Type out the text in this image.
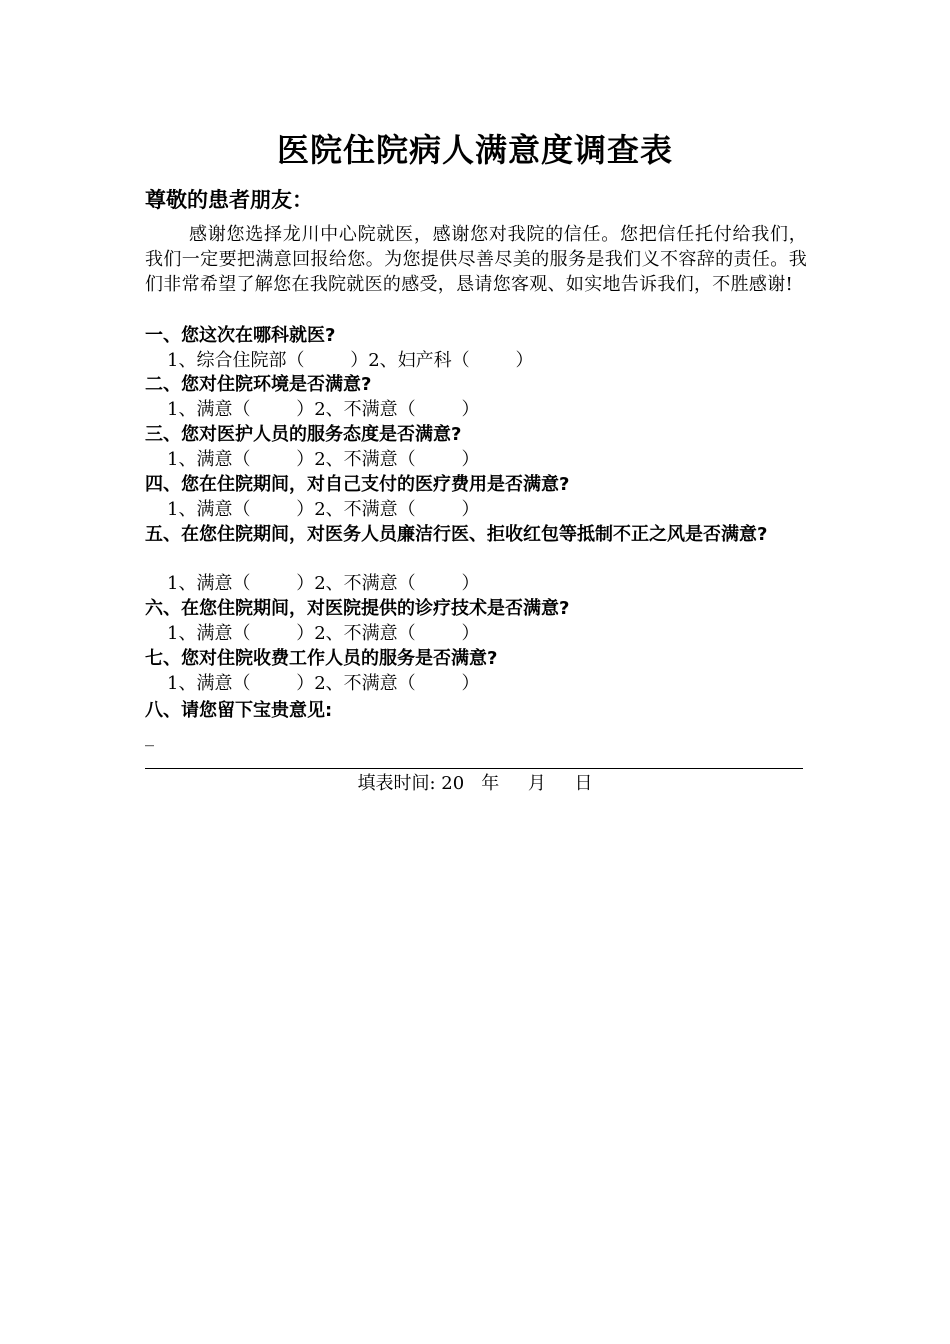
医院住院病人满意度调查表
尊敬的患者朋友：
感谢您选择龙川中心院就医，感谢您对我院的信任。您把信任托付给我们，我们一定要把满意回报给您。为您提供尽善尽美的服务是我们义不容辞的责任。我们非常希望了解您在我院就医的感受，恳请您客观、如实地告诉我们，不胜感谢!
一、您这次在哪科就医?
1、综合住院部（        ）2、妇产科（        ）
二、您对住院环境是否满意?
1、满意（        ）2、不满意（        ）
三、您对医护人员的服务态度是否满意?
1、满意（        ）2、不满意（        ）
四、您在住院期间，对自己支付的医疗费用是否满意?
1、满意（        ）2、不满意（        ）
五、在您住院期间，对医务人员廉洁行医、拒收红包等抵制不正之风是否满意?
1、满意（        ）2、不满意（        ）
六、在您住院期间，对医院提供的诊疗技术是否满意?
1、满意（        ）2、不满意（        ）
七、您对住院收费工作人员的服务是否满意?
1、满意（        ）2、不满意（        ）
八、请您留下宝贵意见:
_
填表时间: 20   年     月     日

* * *

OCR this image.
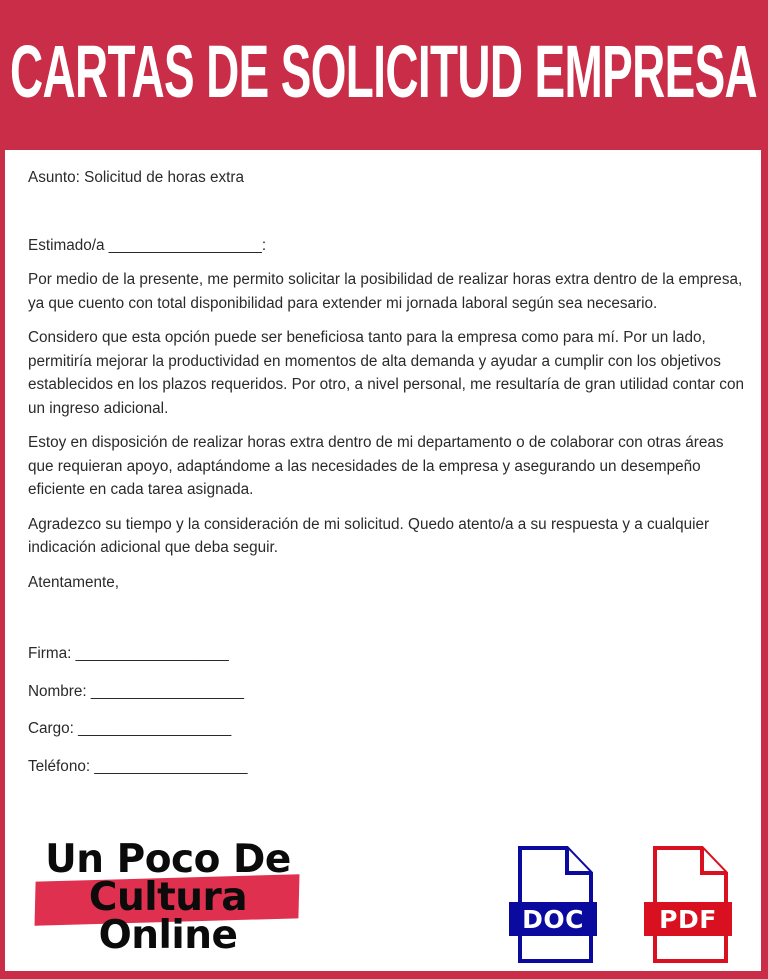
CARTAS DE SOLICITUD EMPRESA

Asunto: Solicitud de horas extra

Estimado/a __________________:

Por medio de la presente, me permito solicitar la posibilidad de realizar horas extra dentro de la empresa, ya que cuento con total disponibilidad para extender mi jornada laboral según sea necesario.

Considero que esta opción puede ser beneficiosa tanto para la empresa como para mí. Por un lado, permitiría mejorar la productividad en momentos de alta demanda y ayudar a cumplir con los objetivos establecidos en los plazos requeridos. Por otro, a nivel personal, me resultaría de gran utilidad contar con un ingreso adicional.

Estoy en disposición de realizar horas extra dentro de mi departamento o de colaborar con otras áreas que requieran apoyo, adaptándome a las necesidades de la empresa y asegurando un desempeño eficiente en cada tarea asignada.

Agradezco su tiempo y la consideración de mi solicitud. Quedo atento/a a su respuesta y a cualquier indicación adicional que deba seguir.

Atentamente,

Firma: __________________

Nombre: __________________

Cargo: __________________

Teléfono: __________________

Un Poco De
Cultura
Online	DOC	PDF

[Aim]
Collect the lines of the records that include the string "extra".

[The answer]
Asunto: Solicitud de horas extra
Por medio de la presente, me permito solicitar la posibilidad de realizar horas extra dentro de la empresa, ya que cuento con total disponibilidad para extender mi jornada laboral según sea necesario.
Estoy en disposición de realizar horas extra dentro de mi departamento o de colaborar con otras áreas que requieran apoyo, adaptándome a las necesidades de la empresa y asegurando un desempeño eficiente en cada tarea asignada.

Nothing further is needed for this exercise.